> [TEXT]
• • • • •

Suppose I have a module U of utility routines that are used by module A, which has my application. These are in files called u.jl and a.jl respectively. How do I include the utility routines in the application? It seems that there are at least four choices: (1) I can make a package and put U in the package, (2) I can include U from the repl, (3) I can put an include u.jl
statement in a.jl, but before the module A
declaration, (4) I can put include u.jl
inside a.jl inside the module A
declaration. In each of these cases except the first, the setting of LOAD_PATH
plays a role. In each of these cases, I need appropriate using
or import
statements. The cases behave differently when I make a change to u.jl while debugging a.jl. And possibly precompilation also matters.
Which of these solutions is the best? I’ve found my own solution which seems to be OK, but I would have trouble explaining these choices to someone else. An issue here is that the documentation on modules in the Julia manual is not as in-depth as the other sections. Could I request that a Julia developer who knows this material well write a more extensive commentary for that section of the manual?

• • • • •

> [RECORD EXCERPTS]
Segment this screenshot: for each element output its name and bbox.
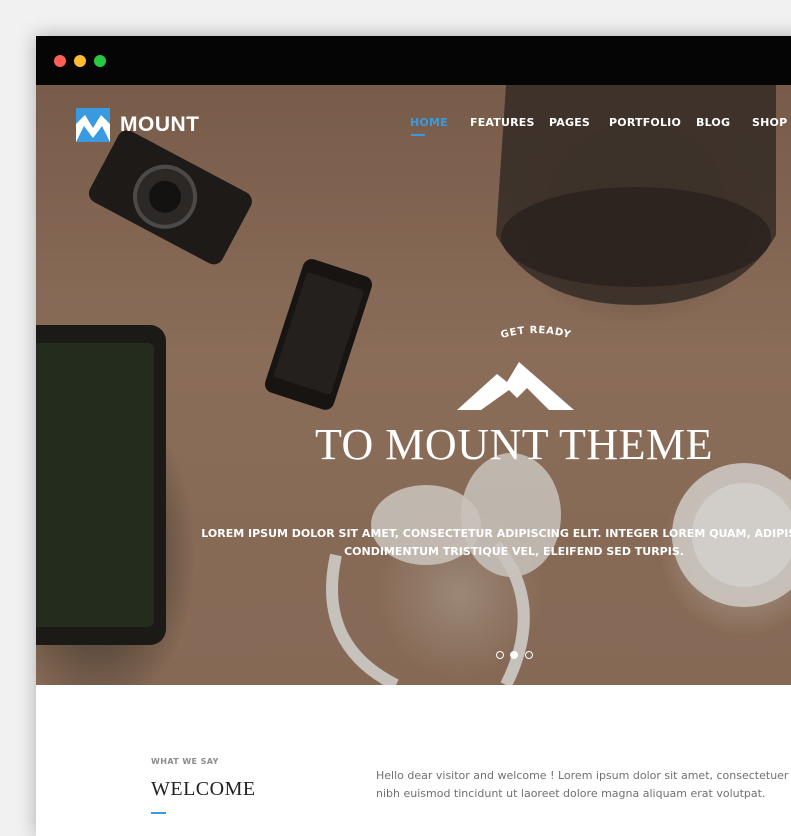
welcome-text-line-2: nibh euismod tincidunt ut laoreet dolore…	[376, 787, 766, 800]
window-titlebar	[36, 36, 791, 85]
welcome-text-line-1: Hello dear visitor and welcome ! Lorem i…	[376, 769, 791, 782]
hero-headline: TO MOUNT THEME	[314, 420, 714, 469]
nav-item-blog[interactable]: BLOG	[696, 116, 730, 129]
hero-slider: MOUNT HOME FEATURES PAGES PORTFOLIO BLOG…	[36, 85, 791, 685]
slide-dot-1[interactable]	[496, 651, 504, 659]
nav-item-pages[interactable]: PAGES	[549, 116, 590, 129]
svg-text:GET READY: GET READY	[500, 325, 573, 341]
welcome-section: WHAT WE SAY WELCOME Hello dear visitor a…	[36, 685, 791, 836]
hero-subheadline-line-1: LOREM IPSUM DOLOR SIT AMET, CONSECTETUR …	[201, 527, 791, 540]
hero-subheadline: LOREM IPSUM DOLOR SIT AMET, CONSECTETUR …	[36, 525, 791, 561]
nav-item-features[interactable]: FEATURES	[470, 116, 535, 129]
nav-active-indicator	[411, 134, 425, 136]
main-navigation: HOME FEATURES PAGES PORTFOLIO BLOG SHOP	[36, 116, 791, 136]
hero-eyebrow: GET READY	[500, 325, 573, 341]
section-title: WELCOME	[151, 778, 256, 800]
hero-subheadline-line-2: CONDIMENTUM TRISTIQUE VEL, ELEIFEND SED …	[344, 545, 684, 558]
minimize-window-button[interactable]	[74, 55, 86, 67]
section-eyebrow: WHAT WE SAY	[151, 757, 219, 766]
slide-dot-3[interactable]	[525, 651, 533, 659]
maximize-window-button[interactable]	[94, 55, 106, 67]
nav-item-portfolio[interactable]: PORTFOLIO	[609, 116, 681, 129]
slide-dot-2[interactable]	[510, 651, 518, 659]
nav-item-shop[interactable]: SHOP	[752, 116, 787, 129]
welcome-text: Hello dear visitor and welcome ! Lorem i…	[376, 767, 791, 803]
section-title-underline	[151, 812, 166, 814]
mountain-icon	[457, 362, 574, 410]
nav-item-home[interactable]: HOME	[410, 116, 448, 129]
close-window-button[interactable]	[54, 55, 66, 67]
browser-window: MOUNT HOME FEATURES PAGES PORTFOLIO BLOG…	[36, 36, 791, 836]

• • • • •

> [SHORT PROBLEM] Please pick up the forum post on including a Julia utility module in an application right after its last sentence and continue it.

> [ANSWER TO THE EXERCISE]
I always make a package, and let it live in .julia/VERSION/
. Even for things that are used by a single project. When Pkg3
comes out, I will consider putting them in some other directory, but I have no strong reasons to do so (except that I need to migrate manually when a new version of Julia comes out).
Tamas,
This is a reasonable solution, although different from the one I adopted. However, just to clarify my request, I am not actually seeking a specific software design pattern. Rather, I am seeking a greater understanding of how module
, using
, and import
, LOAD_PATH
and recompilation work, and how they are intended to be used in a typical small-project environment. Like many participants in this discourse site, I teach at a university, so I need to be able to explain aspects of Julia to students even if I’m not using them.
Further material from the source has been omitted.